# EXERCISE
An exact copy of the records is required, minus the pictures they hold.

─── MATERIAL FOR THIS EXERCISE ───

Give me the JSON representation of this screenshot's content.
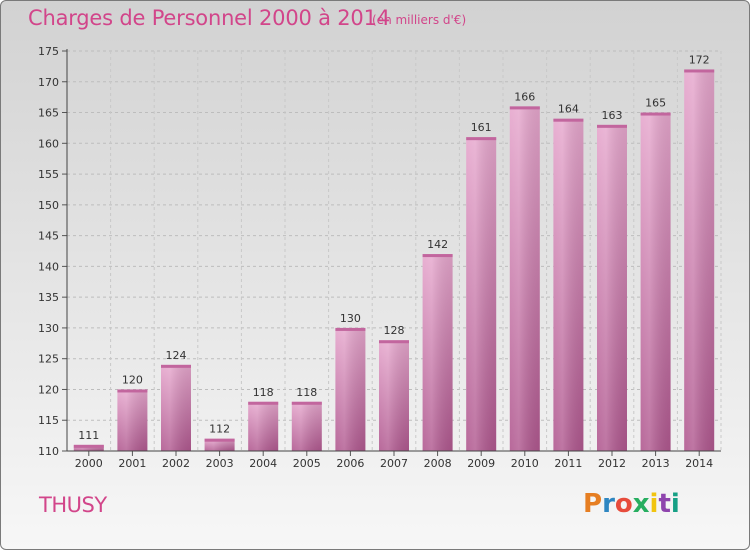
{
  "header": {
    "title": "Charges de Personnel 2000 à 2014",
    "subtitle": "(en milliers d'€)"
  },
  "footer": {
    "town": "THUSY",
    "logo": "Proxiti",
    "logo_colors": [
      "#e67e22",
      "#2e86c1",
      "#e74c3c",
      "#27ae60",
      "#f1c40f",
      "#8e44ad",
      "#16a085"
    ]
  },
  "chart_data": {
    "type": "bar",
    "categories": [
      "2000",
      "2001",
      "2002",
      "2003",
      "2004",
      "2005",
      "2006",
      "2007",
      "2008",
      "2009",
      "2010",
      "2011",
      "2012",
      "2013",
      "2014"
    ],
    "values": [
      111,
      120,
      124,
      112,
      118,
      118,
      130,
      128,
      142,
      161,
      166,
      164,
      163,
      165,
      172
    ],
    "ylim": [
      110,
      175
    ],
    "yticks": [
      110,
      115,
      120,
      125,
      130,
      135,
      140,
      145,
      150,
      155,
      160,
      165,
      170,
      175
    ],
    "grid": true,
    "bar_color": "#d670a8"
  }
}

───

# RESPONSE
Give me the JSON representation of this screenshot's content.
{
  "header": {
    "title": "Charges de Personnel 2000 à 2014",
    "subtitle": "(en milliers d'€)"
  },
  "footer": {
    "town": "THUSY",
    "logo": "Proxiti",
    "logo_colors": [
      "#e67e22",
      "#2e86c1",
      "#e74c3c",
      "#27ae60",
      "#f1c40f",
      "#8e44ad",
      "#16a085"
    ]
  },
  "chart_data": {
    "type": "bar",
    "categories": [
      "2000",
      "2001",
      "2002",
      "2003",
      "2004",
      "2005",
      "2006",
      "2007",
      "2008",
      "2009",
      "2010",
      "2011",
      "2012",
      "2013",
      "2014"
    ],
    "values": [
      111,
      120,
      124,
      112,
      118,
      118,
      130,
      128,
      142,
      161,
      166,
      164,
      163,
      165,
      172
    ],
    "ylim": [
      110,
      175
    ],
    "yticks": [
      110,
      115,
      120,
      125,
      130,
      135,
      140,
      145,
      150,
      155,
      160,
      165,
      170,
      175
    ],
    "grid": true,
    "bar_color": "#d670a8"
  }
}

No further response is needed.